Records from a data collection:
** START **
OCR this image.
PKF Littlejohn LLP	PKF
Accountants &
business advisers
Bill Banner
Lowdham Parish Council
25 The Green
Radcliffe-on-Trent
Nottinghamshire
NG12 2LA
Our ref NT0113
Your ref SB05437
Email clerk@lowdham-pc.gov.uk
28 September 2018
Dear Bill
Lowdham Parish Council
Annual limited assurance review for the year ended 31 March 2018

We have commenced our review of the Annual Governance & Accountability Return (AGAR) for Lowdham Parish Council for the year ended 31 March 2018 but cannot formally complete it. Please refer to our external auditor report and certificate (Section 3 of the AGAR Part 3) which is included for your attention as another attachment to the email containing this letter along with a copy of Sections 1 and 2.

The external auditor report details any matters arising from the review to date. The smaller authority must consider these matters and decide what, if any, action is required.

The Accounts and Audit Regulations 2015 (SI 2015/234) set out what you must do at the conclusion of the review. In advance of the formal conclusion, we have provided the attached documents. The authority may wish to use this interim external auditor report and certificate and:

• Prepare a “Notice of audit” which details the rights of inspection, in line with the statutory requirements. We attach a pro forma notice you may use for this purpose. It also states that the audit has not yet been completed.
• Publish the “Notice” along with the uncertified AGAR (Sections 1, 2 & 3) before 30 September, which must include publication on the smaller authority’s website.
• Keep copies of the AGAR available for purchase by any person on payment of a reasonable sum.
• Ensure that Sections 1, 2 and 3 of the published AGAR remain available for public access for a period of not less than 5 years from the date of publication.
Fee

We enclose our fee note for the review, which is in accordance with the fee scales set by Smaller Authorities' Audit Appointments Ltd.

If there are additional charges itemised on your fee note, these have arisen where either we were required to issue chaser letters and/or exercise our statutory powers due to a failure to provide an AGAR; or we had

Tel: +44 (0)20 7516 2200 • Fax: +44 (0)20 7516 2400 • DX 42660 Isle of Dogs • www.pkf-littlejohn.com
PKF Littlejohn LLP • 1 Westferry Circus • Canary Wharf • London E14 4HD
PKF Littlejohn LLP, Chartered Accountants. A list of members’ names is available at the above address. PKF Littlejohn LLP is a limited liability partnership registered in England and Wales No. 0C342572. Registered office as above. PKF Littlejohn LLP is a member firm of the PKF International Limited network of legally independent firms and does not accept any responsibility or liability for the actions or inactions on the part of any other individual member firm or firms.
** END **
What to produce: Show every line from the listing above in which the string "details" appears.

Solution for this problem:
The external auditor report details any matters arising from the review to date. The smaller authority must consider these matters and decide what, if any, action is required.
• Prepare a “Notice of audit” which details the rights of inspection, in line with the statutory requirements. We attach a pro forma notice you may use for this purpose. It also states that the audit has not yet been completed.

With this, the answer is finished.